AIM »
Reproduce the material in full, unchanged.
####################
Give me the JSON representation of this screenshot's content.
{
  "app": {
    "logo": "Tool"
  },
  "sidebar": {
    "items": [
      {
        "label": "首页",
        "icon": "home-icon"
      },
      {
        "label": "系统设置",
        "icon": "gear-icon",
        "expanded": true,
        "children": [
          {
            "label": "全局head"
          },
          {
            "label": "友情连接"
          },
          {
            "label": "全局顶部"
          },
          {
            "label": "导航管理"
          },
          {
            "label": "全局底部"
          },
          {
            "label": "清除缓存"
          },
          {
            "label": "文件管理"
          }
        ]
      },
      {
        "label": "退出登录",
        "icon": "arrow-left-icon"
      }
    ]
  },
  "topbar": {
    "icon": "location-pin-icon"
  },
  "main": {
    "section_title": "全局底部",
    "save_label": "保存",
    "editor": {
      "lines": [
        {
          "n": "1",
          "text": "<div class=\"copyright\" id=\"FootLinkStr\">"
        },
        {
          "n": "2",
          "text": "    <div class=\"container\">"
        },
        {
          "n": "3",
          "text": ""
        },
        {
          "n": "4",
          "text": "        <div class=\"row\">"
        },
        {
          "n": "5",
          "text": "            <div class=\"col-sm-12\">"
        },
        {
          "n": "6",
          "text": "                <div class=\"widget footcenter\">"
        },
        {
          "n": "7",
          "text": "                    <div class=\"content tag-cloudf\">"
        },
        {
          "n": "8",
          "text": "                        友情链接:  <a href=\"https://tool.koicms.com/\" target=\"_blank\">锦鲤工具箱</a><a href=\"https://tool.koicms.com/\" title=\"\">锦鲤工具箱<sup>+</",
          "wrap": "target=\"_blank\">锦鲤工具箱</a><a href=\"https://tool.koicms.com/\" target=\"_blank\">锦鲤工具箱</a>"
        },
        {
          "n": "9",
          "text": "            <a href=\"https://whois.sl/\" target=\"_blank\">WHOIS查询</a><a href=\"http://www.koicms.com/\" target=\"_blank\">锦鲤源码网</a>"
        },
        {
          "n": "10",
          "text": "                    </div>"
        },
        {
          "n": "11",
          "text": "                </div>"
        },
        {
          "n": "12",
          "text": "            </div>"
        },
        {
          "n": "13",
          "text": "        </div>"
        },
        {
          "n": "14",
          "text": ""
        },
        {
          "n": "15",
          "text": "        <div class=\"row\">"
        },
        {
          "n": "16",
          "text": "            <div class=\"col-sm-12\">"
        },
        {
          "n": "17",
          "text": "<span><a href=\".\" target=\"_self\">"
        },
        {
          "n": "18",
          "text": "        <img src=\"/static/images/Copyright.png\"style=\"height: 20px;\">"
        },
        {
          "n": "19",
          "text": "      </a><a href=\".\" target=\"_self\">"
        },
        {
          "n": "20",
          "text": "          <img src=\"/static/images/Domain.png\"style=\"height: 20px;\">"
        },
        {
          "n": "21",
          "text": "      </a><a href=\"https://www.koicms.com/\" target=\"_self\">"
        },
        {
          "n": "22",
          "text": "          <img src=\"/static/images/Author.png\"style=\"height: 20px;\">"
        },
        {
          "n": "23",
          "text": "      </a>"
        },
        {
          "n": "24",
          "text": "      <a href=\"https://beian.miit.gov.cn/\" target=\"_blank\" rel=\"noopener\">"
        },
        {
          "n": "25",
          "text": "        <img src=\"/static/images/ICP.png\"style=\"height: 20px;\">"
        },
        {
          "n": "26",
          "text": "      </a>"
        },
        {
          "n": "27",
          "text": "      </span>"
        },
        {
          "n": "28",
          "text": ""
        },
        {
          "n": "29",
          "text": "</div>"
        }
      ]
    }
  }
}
####################
EXERCISE RESPONSE »
Give me the JSON representation of this screenshot's content.
{
  "app": {
    "logo": "Tool"
  },
  "sidebar": {
    "items": [
      {
        "label": "首页",
        "icon": "home-icon"
      },
      {
        "label": "系统设置",
        "icon": "gear-icon",
        "expanded": true,
        "children": [
          {
            "label": "全局head"
          },
          {
            "label": "友情连接"
          },
          {
            "label": "全局顶部"
          },
          {
            "label": "导航管理"
          },
          {
            "label": "全局底部"
          },
          {
            "label": "清除缓存"
          },
          {
            "label": "文件管理"
          }
        ]
      },
      {
        "label": "退出登录",
        "icon": "arrow-left-icon"
      }
    ]
  },
  "topbar": {
    "icon": "location-pin-icon"
  },
  "main": {
    "section_title": "全局底部",
    "save_label": "保存",
    "editor": {
      "lines": [
        {
          "n": "1",
          "text": "<div class=\"copyright\" id=\"FootLinkStr\">"
        },
        {
          "n": "2",
          "text": "    <div class=\"container\">"
        },
        {
          "n": "3",
          "text": ""
        },
        {
          "n": "4",
          "text": "        <div class=\"row\">"
        },
        {
          "n": "5",
          "text": "            <div class=\"col-sm-12\">"
        },
        {
          "n": "6",
          "text": "                <div class=\"widget footcenter\">"
        },
        {
          "n": "7",
          "text": "                    <div class=\"content tag-cloudf\">"
        },
        {
          "n": "8",
          "text": "                        友情链接:  <a href=\"https://tool.koicms.com/\" target=\"_blank\">锦鲤工具箱</a><a href=\"https://tool.koicms.com/\" title=\"\">锦鲤工具箱<sup>+</",
          "wrap": "target=\"_blank\">锦鲤工具箱</a><a href=\"https://tool.koicms.com/\" target=\"_blank\">锦鲤工具箱</a>"
        },
        {
          "n": "9",
          "text": "            <a href=\"https://whois.sl/\" target=\"_blank\">WHOIS查询</a><a href=\"http://www.koicms.com/\" target=\"_blank\">锦鲤源码网</a>"
        },
        {
          "n": "10",
          "text": "                    </div>"
        },
        {
          "n": "11",
          "text": "                </div>"
        },
        {
          "n": "12",
          "text": "            </div>"
        },
        {
          "n": "13",
          "text": "        </div>"
        },
        {
          "n": "14",
          "text": ""
        },
        {
          "n": "15",
          "text": "        <div class=\"row\">"
        },
        {
          "n": "16",
          "text": "            <div class=\"col-sm-12\">"
        },
        {
          "n": "17",
          "text": "<span><a href=\".\" target=\"_self\">"
        },
        {
          "n": "18",
          "text": "        <img src=\"/static/images/Copyright.png\"style=\"height: 20px;\">"
        },
        {
          "n": "19",
          "text": "      </a><a href=\".\" target=\"_self\">"
        },
        {
          "n": "20",
          "text": "          <img src=\"/static/images/Domain.png\"style=\"height: 20px;\">"
        },
        {
          "n": "21",
          "text": "      </a><a href=\"https://www.koicms.com/\" target=\"_self\">"
        },
        {
          "n": "22",
          "text": "          <img src=\"/static/images/Author.png\"style=\"height: 20px;\">"
        },
        {
          "n": "23",
          "text": "      </a>"
        },
        {
          "n": "24",
          "text": "      <a href=\"https://beian.miit.gov.cn/\" target=\"_blank\" rel=\"noopener\">"
        },
        {
          "n": "25",
          "text": "        <img src=\"/static/images/ICP.png\"style=\"height: 20px;\">"
        },
        {
          "n": "26",
          "text": "      </a>"
        },
        {
          "n": "27",
          "text": "      </span>"
        },
        {
          "n": "28",
          "text": ""
        },
        {
          "n": "29",
          "text": "</div>"
        }
      ]
    }
  }
}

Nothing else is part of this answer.